Do this |
Below is a block of records; return all of them exactly, but without the images.

::::::::

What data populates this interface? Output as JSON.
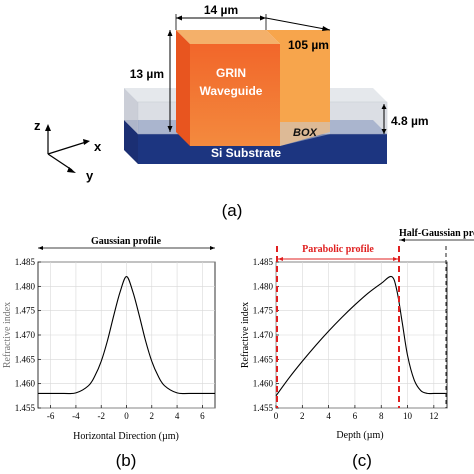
{
  "panel_a": {
    "dim_width": "14 µm",
    "dim_length": "105 µm",
    "dim_height": "13 µm",
    "dim_box": "4.8 µm",
    "label_grin_1": "GRIN",
    "label_grin_2": "Waveguide",
    "label_box": "BOX",
    "label_substrate": "Si Substrate",
    "axis_z": "z",
    "axis_x": "x",
    "axis_y": "y",
    "caption": "(a)"
  },
  "panel_b": {
    "caption": "(b)",
    "header": "Gaussian profile"
  },
  "panel_c": {
    "caption": "(c)",
    "header_left": "Parabolic profile",
    "header_right": "Half-Gaussian prof"
  },
  "chart_data": [
    {
      "type": "line",
      "xlabel": "Horizontal Direction (µm)",
      "ylabel": "Refractive index",
      "xlim": [
        -7,
        7
      ],
      "ylim": [
        1.455,
        1.485
      ],
      "xticks": [
        -6,
        -4,
        -2,
        0,
        2,
        4,
        6
      ],
      "yticks": [
        1.455,
        1.46,
        1.465,
        1.47,
        1.475,
        1.48,
        1.485
      ],
      "grid": true,
      "series": [
        {
          "x": [
            -7,
            -5,
            -4,
            -3,
            -2.5,
            -2,
            -1.5,
            -1,
            -0.5,
            0,
            0.5,
            1,
            1.5,
            2,
            2.5,
            3,
            4,
            5,
            7
          ],
          "values": [
            1.458,
            1.458,
            1.4581,
            1.4596,
            1.4616,
            1.4646,
            1.4689,
            1.4741,
            1.4789,
            1.482,
            1.4789,
            1.4741,
            1.4689,
            1.4646,
            1.4616,
            1.4596,
            1.4581,
            1.458,
            1.458
          ]
        }
      ]
    },
    {
      "type": "line",
      "xlabel": "Depth (µm)",
      "ylabel": "Refractive index",
      "xlim": [
        0,
        13
      ],
      "ylim": [
        1.455,
        1.485
      ],
      "xticks": [
        0,
        2,
        4,
        6,
        8,
        10,
        12
      ],
      "yticks": [
        1.455,
        1.46,
        1.465,
        1.47,
        1.475,
        1.48,
        1.485
      ],
      "grid": true,
      "series": [
        {
          "x": [
            0,
            1,
            2,
            3,
            4,
            5,
            6,
            7,
            8,
            8.8,
            9.2,
            9.6,
            10,
            10.5,
            11,
            11.5,
            12,
            13
          ],
          "values": [
            1.4575,
            1.4612,
            1.4646,
            1.4678,
            1.4708,
            1.4736,
            1.4762,
            1.4786,
            1.4806,
            1.482,
            1.479,
            1.4725,
            1.4658,
            1.4608,
            1.4586,
            1.458,
            1.458,
            1.458
          ]
        }
      ]
    }
  ]
}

::::::::

The reply |
What data populates this interface? Output as JSON.
{
  "panel_a": {
    "dim_width": "14 µm",
    "dim_length": "105 µm",
    "dim_height": "13 µm",
    "dim_box": "4.8 µm",
    "label_grin_1": "GRIN",
    "label_grin_2": "Waveguide",
    "label_box": "BOX",
    "label_substrate": "Si Substrate",
    "axis_z": "z",
    "axis_x": "x",
    "axis_y": "y",
    "caption": "(a)"
  },
  "panel_b": {
    "caption": "(b)",
    "header": "Gaussian profile"
  },
  "panel_c": {
    "caption": "(c)",
    "header_left": "Parabolic profile",
    "header_right": "Half-Gaussian prof"
  },
  "chart_data": [
    {
      "type": "line",
      "xlabel": "Horizontal Direction (µm)",
      "ylabel": "Refractive index",
      "xlim": [
        -7,
        7
      ],
      "ylim": [
        1.455,
        1.485
      ],
      "xticks": [
        -6,
        -4,
        -2,
        0,
        2,
        4,
        6
      ],
      "yticks": [
        1.455,
        1.46,
        1.465,
        1.47,
        1.475,
        1.48,
        1.485
      ],
      "grid": true,
      "series": [
        {
          "x": [
            -7,
            -5,
            -4,
            -3,
            -2.5,
            -2,
            -1.5,
            -1,
            -0.5,
            0,
            0.5,
            1,
            1.5,
            2,
            2.5,
            3,
            4,
            5,
            7
          ],
          "values": [
            1.458,
            1.458,
            1.4581,
            1.4596,
            1.4616,
            1.4646,
            1.4689,
            1.4741,
            1.4789,
            1.482,
            1.4789,
            1.4741,
            1.4689,
            1.4646,
            1.4616,
            1.4596,
            1.4581,
            1.458,
            1.458
          ]
        }
      ]
    },
    {
      "type": "line",
      "xlabel": "Depth (µm)",
      "ylabel": "Refractive index",
      "xlim": [
        0,
        13
      ],
      "ylim": [
        1.455,
        1.485
      ],
      "xticks": [
        0,
        2,
        4,
        6,
        8,
        10,
        12
      ],
      "yticks": [
        1.455,
        1.46,
        1.465,
        1.47,
        1.475,
        1.48,
        1.485
      ],
      "grid": true,
      "series": [
        {
          "x": [
            0,
            1,
            2,
            3,
            4,
            5,
            6,
            7,
            8,
            8.8,
            9.2,
            9.6,
            10,
            10.5,
            11,
            11.5,
            12,
            13
          ],
          "values": [
            1.4575,
            1.4612,
            1.4646,
            1.4678,
            1.4708,
            1.4736,
            1.4762,
            1.4786,
            1.4806,
            1.482,
            1.479,
            1.4725,
            1.4658,
            1.4608,
            1.4586,
            1.458,
            1.458,
            1.458
          ]
        }
      ]
    }
  ]
}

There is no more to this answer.